## Job
Find the string "président" in the data, then copy every line where it is found.

## Source material

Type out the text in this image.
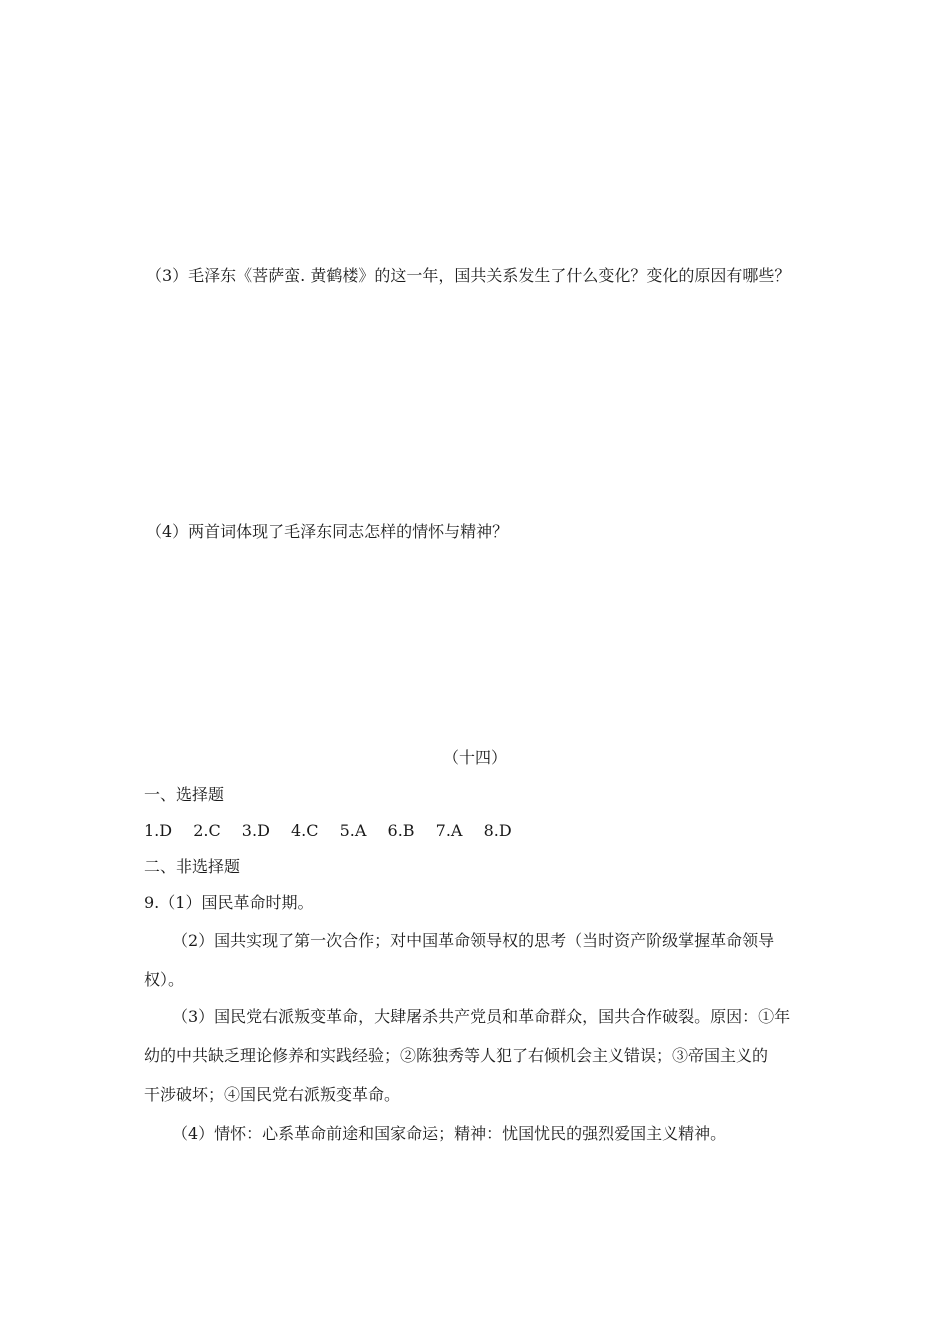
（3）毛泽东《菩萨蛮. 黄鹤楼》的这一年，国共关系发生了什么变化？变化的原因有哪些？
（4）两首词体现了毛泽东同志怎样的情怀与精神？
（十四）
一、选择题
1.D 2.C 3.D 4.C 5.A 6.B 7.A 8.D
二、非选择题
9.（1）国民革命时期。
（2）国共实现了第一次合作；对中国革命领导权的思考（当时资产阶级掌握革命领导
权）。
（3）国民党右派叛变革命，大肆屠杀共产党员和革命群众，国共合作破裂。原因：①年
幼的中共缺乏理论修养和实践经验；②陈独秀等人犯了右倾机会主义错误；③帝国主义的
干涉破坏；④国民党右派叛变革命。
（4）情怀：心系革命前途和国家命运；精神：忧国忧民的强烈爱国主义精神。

...

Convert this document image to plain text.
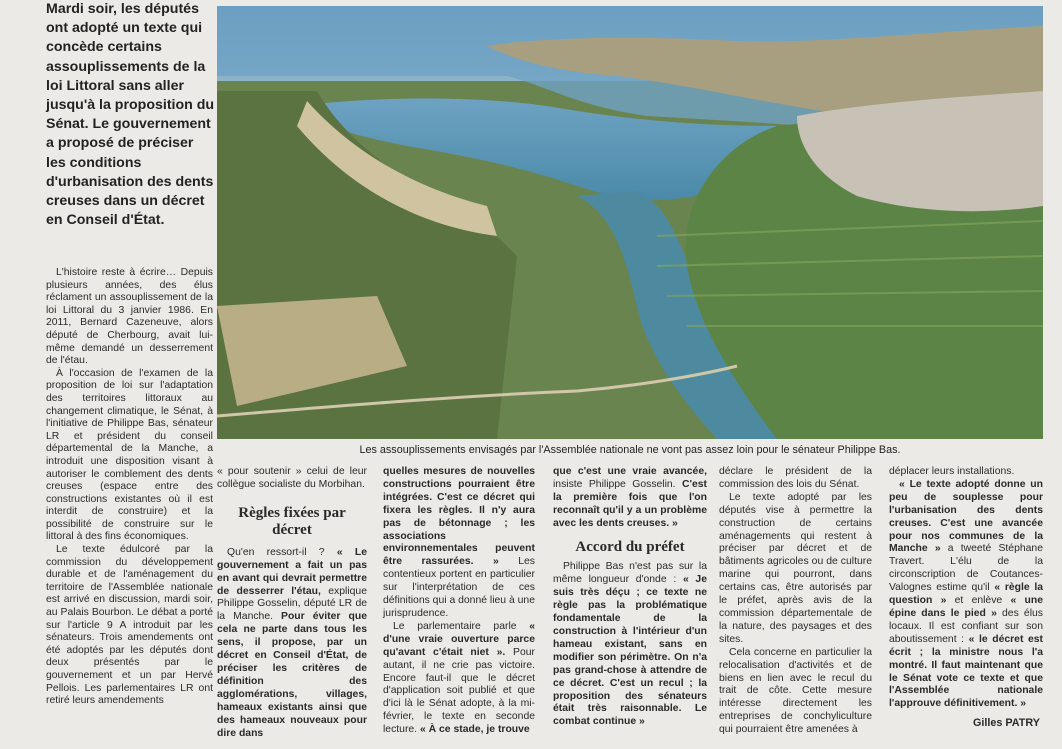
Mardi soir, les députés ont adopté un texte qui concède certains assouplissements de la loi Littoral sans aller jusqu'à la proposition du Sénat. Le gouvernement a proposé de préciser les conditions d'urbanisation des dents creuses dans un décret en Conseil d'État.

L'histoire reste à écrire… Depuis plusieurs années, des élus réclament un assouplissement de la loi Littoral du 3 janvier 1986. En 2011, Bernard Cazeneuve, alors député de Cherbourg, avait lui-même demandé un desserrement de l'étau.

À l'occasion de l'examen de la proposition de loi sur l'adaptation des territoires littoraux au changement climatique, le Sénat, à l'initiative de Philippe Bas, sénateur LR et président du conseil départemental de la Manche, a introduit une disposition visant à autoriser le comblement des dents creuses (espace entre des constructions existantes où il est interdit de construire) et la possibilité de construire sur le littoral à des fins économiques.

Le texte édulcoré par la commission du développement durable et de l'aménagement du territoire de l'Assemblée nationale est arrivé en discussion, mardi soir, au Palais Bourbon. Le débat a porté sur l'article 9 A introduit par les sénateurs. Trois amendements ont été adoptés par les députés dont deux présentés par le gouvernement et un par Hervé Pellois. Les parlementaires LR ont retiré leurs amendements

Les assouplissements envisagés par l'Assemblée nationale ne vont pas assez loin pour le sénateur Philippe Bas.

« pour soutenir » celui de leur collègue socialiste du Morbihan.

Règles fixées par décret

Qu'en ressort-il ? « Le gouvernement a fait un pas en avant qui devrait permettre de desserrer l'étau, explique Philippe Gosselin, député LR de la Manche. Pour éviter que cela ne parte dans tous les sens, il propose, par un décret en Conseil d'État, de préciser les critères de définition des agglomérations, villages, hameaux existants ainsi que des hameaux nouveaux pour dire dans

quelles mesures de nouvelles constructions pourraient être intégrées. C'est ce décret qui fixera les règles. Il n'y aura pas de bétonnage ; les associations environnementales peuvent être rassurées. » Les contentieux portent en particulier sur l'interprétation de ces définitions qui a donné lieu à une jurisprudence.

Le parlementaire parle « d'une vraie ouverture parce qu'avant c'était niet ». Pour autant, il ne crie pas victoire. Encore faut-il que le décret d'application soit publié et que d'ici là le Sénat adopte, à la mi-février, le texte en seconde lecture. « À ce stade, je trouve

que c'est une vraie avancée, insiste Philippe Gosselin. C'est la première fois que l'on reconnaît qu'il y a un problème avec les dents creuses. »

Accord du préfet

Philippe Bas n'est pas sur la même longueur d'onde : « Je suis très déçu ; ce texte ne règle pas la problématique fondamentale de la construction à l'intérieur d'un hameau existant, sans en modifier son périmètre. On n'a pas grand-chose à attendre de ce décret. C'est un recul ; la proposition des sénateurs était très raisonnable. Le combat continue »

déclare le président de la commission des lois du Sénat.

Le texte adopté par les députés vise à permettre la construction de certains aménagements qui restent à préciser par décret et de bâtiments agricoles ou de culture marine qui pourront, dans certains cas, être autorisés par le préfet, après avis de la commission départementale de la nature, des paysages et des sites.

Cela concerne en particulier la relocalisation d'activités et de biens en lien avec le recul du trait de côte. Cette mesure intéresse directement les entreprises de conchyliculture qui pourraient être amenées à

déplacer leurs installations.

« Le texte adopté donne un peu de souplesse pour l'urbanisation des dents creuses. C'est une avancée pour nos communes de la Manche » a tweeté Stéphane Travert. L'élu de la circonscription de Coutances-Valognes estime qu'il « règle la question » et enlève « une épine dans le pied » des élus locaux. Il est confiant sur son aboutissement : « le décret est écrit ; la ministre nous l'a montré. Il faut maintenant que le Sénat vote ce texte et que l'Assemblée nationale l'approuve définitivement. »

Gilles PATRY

...

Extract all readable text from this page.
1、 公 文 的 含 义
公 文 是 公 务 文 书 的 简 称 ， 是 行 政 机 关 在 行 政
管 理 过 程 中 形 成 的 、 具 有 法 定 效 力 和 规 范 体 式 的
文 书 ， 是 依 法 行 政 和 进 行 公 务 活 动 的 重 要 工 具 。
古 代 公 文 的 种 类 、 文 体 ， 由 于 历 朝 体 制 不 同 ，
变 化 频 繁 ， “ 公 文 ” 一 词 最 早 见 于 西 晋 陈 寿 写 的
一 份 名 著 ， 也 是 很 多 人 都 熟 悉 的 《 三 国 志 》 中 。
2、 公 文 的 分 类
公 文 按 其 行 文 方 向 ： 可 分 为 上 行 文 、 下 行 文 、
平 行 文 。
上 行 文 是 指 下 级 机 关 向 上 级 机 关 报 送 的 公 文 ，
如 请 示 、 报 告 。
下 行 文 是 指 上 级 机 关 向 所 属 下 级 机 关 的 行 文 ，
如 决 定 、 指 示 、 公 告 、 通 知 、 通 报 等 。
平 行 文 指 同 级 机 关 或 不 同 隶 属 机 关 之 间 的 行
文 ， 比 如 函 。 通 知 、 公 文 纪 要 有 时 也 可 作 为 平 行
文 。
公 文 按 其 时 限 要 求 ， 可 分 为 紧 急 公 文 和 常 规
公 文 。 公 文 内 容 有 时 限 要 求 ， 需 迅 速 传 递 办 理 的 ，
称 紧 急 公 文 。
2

## Output of the task
À l'occasion de l'examen de la proposition de loi sur l'adaptation des territoires littoraux au changement climatique, le Sénat, à l'initiative de Philippe Bas, sénateur LR et président du conseil départemental de la Manche, a introduit une disposition visant à autoriser le comblement des dents creuses (espace entre des constructions existantes où il est interdit de construire) et la possibilité de construire sur le littoral à des fins économiques.
déclare le président de la commission des lois du Sénat.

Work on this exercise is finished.